* _Records provided_
--------------------------------
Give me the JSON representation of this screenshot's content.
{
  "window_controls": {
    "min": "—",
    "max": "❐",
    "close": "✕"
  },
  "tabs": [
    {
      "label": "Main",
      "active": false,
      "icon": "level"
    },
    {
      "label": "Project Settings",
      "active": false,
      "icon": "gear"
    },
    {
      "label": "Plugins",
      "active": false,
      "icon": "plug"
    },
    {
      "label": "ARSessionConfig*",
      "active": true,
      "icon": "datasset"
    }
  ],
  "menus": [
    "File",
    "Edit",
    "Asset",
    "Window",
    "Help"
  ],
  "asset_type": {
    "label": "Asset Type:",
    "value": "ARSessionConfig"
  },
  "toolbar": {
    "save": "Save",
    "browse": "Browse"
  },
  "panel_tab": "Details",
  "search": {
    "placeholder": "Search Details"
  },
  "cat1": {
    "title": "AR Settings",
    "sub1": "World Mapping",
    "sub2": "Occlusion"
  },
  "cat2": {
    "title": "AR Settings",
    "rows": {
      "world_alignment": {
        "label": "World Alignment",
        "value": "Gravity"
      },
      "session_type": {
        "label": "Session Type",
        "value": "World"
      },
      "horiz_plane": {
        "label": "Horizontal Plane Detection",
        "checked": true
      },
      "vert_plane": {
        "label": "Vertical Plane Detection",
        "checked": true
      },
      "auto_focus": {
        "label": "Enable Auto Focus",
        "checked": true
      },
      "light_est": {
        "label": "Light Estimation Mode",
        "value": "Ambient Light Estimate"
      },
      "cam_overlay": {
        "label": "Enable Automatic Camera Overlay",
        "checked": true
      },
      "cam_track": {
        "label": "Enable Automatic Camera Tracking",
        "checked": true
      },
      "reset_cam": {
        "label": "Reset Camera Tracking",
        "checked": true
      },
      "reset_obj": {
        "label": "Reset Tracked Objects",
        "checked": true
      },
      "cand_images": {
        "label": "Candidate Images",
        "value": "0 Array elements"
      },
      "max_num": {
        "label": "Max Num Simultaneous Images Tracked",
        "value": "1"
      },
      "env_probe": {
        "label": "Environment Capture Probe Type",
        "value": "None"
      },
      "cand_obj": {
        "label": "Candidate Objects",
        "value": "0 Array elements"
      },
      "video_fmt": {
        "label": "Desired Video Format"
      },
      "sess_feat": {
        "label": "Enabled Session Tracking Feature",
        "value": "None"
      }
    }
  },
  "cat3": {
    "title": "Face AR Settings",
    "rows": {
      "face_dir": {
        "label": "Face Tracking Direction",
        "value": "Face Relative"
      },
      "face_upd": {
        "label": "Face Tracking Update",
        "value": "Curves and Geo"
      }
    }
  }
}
--------------------------------
* _Requirement_
Find every line in the records that has the string "Settings", then state how many there are and nothing else.

* _Task result_
4